SHORT EXERCISE. Collect all lines from the records below that include the word "Capacity".

LISTED ENTRIES.
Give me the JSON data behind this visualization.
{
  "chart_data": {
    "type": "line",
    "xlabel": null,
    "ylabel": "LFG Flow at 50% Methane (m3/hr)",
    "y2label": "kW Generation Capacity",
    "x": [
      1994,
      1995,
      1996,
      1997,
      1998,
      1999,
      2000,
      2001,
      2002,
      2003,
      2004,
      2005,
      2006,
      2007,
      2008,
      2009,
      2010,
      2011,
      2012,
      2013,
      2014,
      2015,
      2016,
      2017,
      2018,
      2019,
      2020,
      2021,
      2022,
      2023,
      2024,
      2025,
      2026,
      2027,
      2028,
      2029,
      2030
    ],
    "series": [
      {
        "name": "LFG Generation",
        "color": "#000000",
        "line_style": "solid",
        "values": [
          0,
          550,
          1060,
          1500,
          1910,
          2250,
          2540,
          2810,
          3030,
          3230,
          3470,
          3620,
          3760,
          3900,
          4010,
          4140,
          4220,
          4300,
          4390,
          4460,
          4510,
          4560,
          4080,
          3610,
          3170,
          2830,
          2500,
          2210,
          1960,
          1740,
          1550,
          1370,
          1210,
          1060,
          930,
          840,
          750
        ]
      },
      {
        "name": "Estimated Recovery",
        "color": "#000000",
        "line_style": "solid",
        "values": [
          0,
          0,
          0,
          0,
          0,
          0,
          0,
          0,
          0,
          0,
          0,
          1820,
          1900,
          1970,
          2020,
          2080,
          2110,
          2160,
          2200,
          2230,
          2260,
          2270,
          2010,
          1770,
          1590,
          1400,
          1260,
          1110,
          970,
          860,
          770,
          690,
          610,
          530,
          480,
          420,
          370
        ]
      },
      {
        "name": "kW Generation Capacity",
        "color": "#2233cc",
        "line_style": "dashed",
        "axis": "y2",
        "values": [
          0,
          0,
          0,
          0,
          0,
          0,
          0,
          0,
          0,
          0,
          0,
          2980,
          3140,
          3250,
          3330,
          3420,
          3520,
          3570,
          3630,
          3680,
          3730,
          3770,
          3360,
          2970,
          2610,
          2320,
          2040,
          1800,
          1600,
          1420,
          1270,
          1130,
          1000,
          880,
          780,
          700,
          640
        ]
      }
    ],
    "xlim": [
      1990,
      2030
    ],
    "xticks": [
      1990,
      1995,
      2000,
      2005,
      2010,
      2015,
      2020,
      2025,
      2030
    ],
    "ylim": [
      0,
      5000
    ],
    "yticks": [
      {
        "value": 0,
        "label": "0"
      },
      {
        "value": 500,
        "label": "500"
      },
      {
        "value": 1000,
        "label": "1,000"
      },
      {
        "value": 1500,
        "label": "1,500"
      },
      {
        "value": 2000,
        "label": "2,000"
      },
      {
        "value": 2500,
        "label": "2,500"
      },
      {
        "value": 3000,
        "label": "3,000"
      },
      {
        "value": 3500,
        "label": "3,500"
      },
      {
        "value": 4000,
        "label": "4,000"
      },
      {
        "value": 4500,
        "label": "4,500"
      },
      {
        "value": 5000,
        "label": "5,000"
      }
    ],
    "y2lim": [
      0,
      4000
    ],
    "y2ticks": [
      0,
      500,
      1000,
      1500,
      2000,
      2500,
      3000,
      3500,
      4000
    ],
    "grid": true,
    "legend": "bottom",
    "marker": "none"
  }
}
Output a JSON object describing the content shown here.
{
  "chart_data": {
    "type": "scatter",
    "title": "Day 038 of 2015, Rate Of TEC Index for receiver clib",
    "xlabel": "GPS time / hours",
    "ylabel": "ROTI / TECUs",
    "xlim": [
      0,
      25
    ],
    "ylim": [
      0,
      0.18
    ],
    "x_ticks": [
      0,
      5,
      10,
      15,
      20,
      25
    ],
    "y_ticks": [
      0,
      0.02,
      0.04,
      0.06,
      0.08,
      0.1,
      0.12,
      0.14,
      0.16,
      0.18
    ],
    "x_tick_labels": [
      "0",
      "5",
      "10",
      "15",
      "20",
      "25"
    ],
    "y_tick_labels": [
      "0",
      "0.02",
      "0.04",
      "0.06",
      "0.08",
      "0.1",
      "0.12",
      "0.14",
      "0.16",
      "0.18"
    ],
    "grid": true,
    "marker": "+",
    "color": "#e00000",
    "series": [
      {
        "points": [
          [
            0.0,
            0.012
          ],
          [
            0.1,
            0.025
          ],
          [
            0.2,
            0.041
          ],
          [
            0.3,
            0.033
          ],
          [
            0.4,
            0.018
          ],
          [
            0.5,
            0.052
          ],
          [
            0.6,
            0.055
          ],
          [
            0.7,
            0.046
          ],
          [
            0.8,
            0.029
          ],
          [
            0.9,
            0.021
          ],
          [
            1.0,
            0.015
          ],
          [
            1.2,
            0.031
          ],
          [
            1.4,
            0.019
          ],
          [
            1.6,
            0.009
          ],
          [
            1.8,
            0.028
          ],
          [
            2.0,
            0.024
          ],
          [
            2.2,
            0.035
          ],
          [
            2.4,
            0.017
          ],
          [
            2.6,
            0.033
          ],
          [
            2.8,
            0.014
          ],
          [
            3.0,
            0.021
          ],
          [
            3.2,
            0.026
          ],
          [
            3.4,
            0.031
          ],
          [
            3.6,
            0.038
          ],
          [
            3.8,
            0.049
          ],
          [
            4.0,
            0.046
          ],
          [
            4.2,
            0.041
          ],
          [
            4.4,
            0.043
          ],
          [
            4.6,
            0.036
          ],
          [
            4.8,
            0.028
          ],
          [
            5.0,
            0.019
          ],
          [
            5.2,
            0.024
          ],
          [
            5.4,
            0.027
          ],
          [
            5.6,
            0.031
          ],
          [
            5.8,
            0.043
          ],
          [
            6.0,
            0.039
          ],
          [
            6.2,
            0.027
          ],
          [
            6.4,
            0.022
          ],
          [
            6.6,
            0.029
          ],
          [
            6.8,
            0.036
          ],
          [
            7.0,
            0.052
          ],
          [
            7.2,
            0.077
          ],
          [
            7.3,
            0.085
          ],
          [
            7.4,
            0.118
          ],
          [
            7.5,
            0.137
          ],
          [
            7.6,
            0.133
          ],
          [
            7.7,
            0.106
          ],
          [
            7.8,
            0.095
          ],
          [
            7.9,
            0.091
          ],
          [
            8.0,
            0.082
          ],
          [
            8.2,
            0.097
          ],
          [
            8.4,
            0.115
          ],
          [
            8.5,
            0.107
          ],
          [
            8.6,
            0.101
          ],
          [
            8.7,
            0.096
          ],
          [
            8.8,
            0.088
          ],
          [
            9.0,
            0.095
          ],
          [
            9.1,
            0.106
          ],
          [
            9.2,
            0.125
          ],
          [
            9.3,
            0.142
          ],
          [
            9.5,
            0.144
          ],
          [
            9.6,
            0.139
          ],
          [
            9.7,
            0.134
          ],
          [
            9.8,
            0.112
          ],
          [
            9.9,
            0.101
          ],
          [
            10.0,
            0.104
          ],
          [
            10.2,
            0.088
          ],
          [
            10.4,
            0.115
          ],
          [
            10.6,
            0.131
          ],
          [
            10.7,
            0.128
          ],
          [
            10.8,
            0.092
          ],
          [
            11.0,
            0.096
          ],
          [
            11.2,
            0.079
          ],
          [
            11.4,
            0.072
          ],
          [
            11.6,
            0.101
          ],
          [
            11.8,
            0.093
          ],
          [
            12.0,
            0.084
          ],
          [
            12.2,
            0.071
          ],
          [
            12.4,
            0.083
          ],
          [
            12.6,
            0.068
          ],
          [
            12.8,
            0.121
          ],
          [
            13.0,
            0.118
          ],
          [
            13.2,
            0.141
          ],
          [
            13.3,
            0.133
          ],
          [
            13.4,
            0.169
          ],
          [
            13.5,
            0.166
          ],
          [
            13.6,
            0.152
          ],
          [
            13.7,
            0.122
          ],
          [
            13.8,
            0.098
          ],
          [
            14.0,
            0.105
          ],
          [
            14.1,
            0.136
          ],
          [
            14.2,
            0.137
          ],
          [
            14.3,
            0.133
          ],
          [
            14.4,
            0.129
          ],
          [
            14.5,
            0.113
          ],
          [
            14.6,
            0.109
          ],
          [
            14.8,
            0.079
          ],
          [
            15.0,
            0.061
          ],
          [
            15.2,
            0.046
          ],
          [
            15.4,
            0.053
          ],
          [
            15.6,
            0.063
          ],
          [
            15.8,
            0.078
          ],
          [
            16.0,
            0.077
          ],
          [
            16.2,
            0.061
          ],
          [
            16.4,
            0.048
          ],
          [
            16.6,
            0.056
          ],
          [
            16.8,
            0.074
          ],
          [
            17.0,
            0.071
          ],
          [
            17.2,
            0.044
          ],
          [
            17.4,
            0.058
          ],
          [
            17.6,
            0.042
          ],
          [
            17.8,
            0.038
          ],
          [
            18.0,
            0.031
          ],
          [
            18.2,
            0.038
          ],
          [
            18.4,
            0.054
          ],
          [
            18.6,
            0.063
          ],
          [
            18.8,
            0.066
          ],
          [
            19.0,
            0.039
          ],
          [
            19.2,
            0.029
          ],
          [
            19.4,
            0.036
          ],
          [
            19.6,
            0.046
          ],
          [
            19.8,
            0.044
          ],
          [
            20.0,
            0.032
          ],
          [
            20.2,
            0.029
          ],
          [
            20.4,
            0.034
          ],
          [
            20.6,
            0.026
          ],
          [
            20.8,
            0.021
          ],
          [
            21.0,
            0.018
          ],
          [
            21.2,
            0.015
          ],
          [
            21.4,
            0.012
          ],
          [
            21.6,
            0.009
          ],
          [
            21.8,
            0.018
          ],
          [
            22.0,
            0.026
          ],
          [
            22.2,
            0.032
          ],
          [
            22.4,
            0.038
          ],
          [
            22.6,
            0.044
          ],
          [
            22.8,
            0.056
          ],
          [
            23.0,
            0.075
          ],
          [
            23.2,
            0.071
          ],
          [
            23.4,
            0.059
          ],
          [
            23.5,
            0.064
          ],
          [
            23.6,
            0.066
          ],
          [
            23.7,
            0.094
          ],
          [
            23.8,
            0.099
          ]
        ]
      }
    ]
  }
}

WRITTEN RESPONSE.
    "y2label": "kW Generation Capacity",
        "name": "kW Generation Capacity",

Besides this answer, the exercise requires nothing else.